- [Things to do]
a) Translate this sentence from the Wanda Jablonski biography into Spanish: "Jablonski earned a B.A. from Cornell University in 1942 and an M.A. from the Columbia University Graduate School of Journalism the following year."
b) Pick up the Wanda Jablonski biography after its last sentence and carry it on.

- [Text extract]

----------

Wanda Jablonski (23 August 1920, in Czechoslovakia – 28 January 1992, in New York City) was an American journalist who covered the global petroleum industry. She was called "the most influential oil journalist of her time" in Daniel Yergin's The Prize.

Early life and education 
Jablonski was the daughter of Polish petroleum geologist Eugene Jablonski, and was immersed in the oil industry throughout her childhood.  She studied at St George's School, Harpenden in England until July 1937, where she gained her school certificate and got the form prize in July 1938 before leaving to study in America.

She and her parents traveled widely, and although she became an American citizen, she developed great sympathy for other cultures – an attribute which as an adult enabled her to make deep contacts across the world oil industry, from the multinational oil companies to the leaders of oil-producing countries.

Jablonski earned a B.A. from Cornell University in 1942 and an M.A. from the Columbia University Graduate School of Journalism the following year.

Career 
Jablonski began as the oil editor at the Journal of Commerce, where she made her mark  with a 1948 interview in Caracas with Juan Pablo Pérez Alfonso, then the Venezuelan oil minister, which cleverly synthesized the developing nations' viewpoint, in those days rarely heard in the Western hemisphere. She moved to Petroleum Week journal in 1954 and cemented her reputation, speaking on equal terms with oil ministers and company chairmen. A rare woman in a man's world, she was known throughout the oil industry simply as "Wanda".

----------

- [Listing]
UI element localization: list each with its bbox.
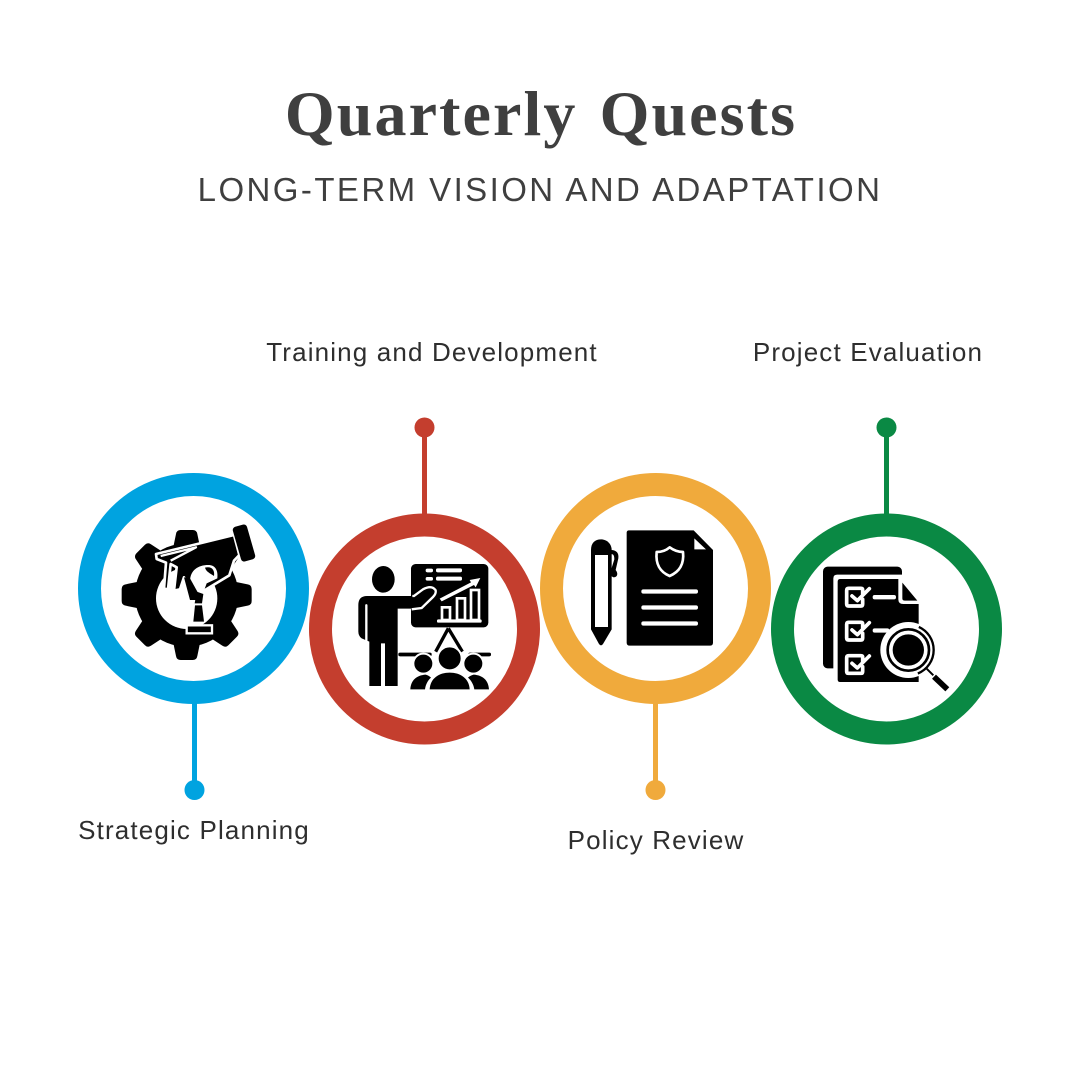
connector: orange: [646, 700, 666, 800]
ring: blue: [90, 484, 298, 692]
ring: green: [782, 525, 990, 733]
label: Strategic Planning: Strategic Planning: [78, 815, 310, 845]
icon: pen and policy document: [591, 530, 713, 646]
connector: blue: [184, 700, 204, 800]
connector: green: [876, 418, 896, 518]
icon: presenter with chart board and audience: [358, 564, 491, 689]
icon: hand moving chess piece on gear: [122, 524, 256, 660]
ring: red: [320, 525, 528, 733]
label: Policy Review: Policy Review: [568, 825, 744, 855]
ring: orange: [552, 484, 760, 692]
label: Training and Development: Training and Development: [266, 337, 598, 367]
title: Quarterly Quests: [285, 78, 797, 149]
label: Project Evaluation: Project Evaluation: [753, 337, 983, 367]
connector: red: [414, 418, 434, 518]
magnifier: [880, 622, 947, 689]
subtitle: LONG-TERM VISION AND ADAPTATION: [198, 171, 882, 208]
icon: checklist with magnifier: [823, 567, 947, 689]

----------

- [Outputs by task]
a) Jablonski obtuvo una licenciatura (B.A.) en la Universidad Cornell en 1942 y una maestría (M.A.) en la Escuela de Posgrado de Periodismo de la Universidad de Columbia al año siguiente.

b)
She is credited with arranging the 1959 Cairo meeting where Abdullah Tariki, Juan Pablo Pérez Alfonso, and other oil ministers of Middle East signed the "Gentleman’s Agreement," a precursor of Organization of the Petroleum Exporting Countries (OPEC), the international organization whose mission is to coordinate the policies of the oil-producing countries. In 1960, Jablonski reported to oil company executives that there was a marked hostility toward the West and a growing outcry against "absentee landlordism" in the Middle East. "From offices in London, New York and Pittsburgh, top executives of oil companies were controlling destinies of Middle East oil-producing states." Ignoring her warning, in August 1960 the major oil companies unilaterally reduced the prices that were used to calculate how much revenue the producing countries received. As a direct result, in September 1960, representatives from oil-producing countries met and formed OPEC.

She then founded Petroleum Intelligence Weekly in 1961, the journal which came to be known as "the bible of the oil industry", and ran it until 1988.

Jablonski died in 1992 of heart failure at the age of 71.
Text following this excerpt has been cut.